» **Given problem**
Your task is to output the entries below word for word.

» **Task data**
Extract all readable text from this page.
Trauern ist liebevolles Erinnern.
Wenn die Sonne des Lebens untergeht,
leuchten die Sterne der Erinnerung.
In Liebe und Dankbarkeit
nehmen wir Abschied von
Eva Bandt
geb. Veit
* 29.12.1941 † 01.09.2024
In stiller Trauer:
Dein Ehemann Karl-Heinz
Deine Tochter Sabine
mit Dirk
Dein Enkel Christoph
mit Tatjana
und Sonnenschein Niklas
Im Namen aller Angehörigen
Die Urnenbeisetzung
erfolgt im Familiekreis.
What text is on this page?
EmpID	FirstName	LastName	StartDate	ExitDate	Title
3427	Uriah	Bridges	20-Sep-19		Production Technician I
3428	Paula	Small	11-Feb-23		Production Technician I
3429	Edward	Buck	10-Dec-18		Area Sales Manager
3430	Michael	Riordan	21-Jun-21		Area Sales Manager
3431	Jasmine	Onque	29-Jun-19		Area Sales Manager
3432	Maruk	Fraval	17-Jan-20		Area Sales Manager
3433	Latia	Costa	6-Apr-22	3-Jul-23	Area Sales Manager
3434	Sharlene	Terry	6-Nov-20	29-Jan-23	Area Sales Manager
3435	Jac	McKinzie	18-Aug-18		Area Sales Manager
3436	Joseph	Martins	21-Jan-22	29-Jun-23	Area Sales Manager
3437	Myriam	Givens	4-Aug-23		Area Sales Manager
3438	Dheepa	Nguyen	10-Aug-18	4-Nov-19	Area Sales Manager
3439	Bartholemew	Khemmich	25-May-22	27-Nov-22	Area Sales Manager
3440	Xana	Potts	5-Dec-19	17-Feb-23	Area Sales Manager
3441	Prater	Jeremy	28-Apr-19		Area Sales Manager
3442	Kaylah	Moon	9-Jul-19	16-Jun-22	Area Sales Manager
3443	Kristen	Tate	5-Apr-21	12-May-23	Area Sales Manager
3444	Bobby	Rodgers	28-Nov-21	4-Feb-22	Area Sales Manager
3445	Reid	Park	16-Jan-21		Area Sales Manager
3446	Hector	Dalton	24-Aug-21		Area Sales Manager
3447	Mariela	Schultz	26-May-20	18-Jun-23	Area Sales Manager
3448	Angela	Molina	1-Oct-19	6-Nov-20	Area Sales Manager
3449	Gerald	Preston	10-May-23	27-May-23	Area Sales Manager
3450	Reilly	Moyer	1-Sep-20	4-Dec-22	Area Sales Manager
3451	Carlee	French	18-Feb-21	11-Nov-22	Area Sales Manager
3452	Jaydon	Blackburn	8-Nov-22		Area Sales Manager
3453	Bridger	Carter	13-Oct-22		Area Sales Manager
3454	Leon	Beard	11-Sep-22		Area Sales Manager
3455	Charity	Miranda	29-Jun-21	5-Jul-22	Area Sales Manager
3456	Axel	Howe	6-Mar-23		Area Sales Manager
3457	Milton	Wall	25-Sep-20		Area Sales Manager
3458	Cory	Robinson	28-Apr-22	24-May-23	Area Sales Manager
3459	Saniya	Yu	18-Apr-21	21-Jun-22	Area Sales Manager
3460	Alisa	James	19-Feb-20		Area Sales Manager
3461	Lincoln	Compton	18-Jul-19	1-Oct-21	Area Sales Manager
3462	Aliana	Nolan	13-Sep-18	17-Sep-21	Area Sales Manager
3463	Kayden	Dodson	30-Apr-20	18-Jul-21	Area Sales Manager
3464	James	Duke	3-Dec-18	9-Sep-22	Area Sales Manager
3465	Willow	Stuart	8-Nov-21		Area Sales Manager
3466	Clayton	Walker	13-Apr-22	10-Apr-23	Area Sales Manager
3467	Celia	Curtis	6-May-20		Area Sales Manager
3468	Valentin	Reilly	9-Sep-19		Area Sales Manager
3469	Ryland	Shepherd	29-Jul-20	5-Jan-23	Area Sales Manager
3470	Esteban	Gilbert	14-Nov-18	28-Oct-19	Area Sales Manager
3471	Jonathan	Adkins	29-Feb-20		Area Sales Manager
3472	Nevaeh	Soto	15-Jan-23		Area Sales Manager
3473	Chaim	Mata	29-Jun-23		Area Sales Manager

» **Exercise answer**
Extract all readable text from this page.
Trauern ist liebevolles Erinnern.
Wenn die Sonne des Lebens untergeht,
leuchten die Sterne der Erinnerung.
In Liebe und Dankbarkeit
nehmen wir Abschied von
Eva Bandt
geb. Veit
* 29.12.1941 † 01.09.2024
In stiller Trauer:
Dein Ehemann Karl-Heinz
Deine Tochter Sabine
mit Dirk
Dein Enkel Christoph
mit Tatjana
und Sonnenschein Niklas
Im Namen aller Angehörigen
Die Urnenbeisetzung
erfolgt im Familiekreis.
What text is on this page?
EmpID	FirstName	LastName	StartDate	ExitDate	Title
3427	Uriah	Bridges	20-Sep-19		Production Technician I
3428	Paula	Small	11-Feb-23		Production Technician I
3429	Edward	Buck	10-Dec-18		Area Sales Manager
3430	Michael	Riordan	21-Jun-21		Area Sales Manager
3431	Jasmine	Onque	29-Jun-19		Area Sales Manager
3432	Maruk	Fraval	17-Jan-20		Area Sales Manager
3433	Latia	Costa	6-Apr-22	3-Jul-23	Area Sales Manager
3434	Sharlene	Terry	6-Nov-20	29-Jan-23	Area Sales Manager
3435	Jac	McKinzie	18-Aug-18		Area Sales Manager
3436	Joseph	Martins	21-Jan-22	29-Jun-23	Area Sales Manager
3437	Myriam	Givens	4-Aug-23		Area Sales Manager
3438	Dheepa	Nguyen	10-Aug-18	4-Nov-19	Area Sales Manager
3439	Bartholemew	Khemmich	25-May-22	27-Nov-22	Area Sales Manager
3440	Xana	Potts	5-Dec-19	17-Feb-23	Area Sales Manager
3441	Prater	Jeremy	28-Apr-19		Area Sales Manager
3442	Kaylah	Moon	9-Jul-19	16-Jun-22	Area Sales Manager
3443	Kristen	Tate	5-Apr-21	12-May-23	Area Sales Manager
3444	Bobby	Rodgers	28-Nov-21	4-Feb-22	Area Sales Manager
3445	Reid	Park	16-Jan-21		Area Sales Manager
3446	Hector	Dalton	24-Aug-21		Area Sales Manager
3447	Mariela	Schultz	26-May-20	18-Jun-23	Area Sales Manager
3448	Angela	Molina	1-Oct-19	6-Nov-20	Area Sales Manager
3449	Gerald	Preston	10-May-23	27-May-23	Area Sales Manager
3450	Reilly	Moyer	1-Sep-20	4-Dec-22	Area Sales Manager
3451	Carlee	French	18-Feb-21	11-Nov-22	Area Sales Manager
3452	Jaydon	Blackburn	8-Nov-22		Area Sales Manager
3453	Bridger	Carter	13-Oct-22		Area Sales Manager
3454	Leon	Beard	11-Sep-22		Area Sales Manager
3455	Charity	Miranda	29-Jun-21	5-Jul-22	Area Sales Manager
3456	Axel	Howe	6-Mar-23		Area Sales Manager
3457	Milton	Wall	25-Sep-20		Area Sales Manager
3458	Cory	Robinson	28-Apr-22	24-May-23	Area Sales Manager
3459	Saniya	Yu	18-Apr-21	21-Jun-22	Area Sales Manager
3460	Alisa	James	19-Feb-20		Area Sales Manager
3461	Lincoln	Compton	18-Jul-19	1-Oct-21	Area Sales Manager
3462	Aliana	Nolan	13-Sep-18	17-Sep-21	Area Sales Manager
3463	Kayden	Dodson	30-Apr-20	18-Jul-21	Area Sales Manager
3464	James	Duke	3-Dec-18	9-Sep-22	Area Sales Manager
3465	Willow	Stuart	8-Nov-21		Area Sales Manager
3466	Clayton	Walker	13-Apr-22	10-Apr-23	Area Sales Manager
3467	Celia	Curtis	6-May-20		Area Sales Manager
3468	Valentin	Reilly	9-Sep-19		Area Sales Manager
3469	Ryland	Shepherd	29-Jul-20	5-Jan-23	Area Sales Manager
3470	Esteban	Gilbert	14-Nov-18	28-Oct-19	Area Sales Manager
3471	Jonathan	Adkins	29-Feb-20		Area Sales Manager
3472	Nevaeh	Soto	15-Jan-23		Area Sales Manager
3473	Chaim	Mata	29-Jun-23		Area Sales Manager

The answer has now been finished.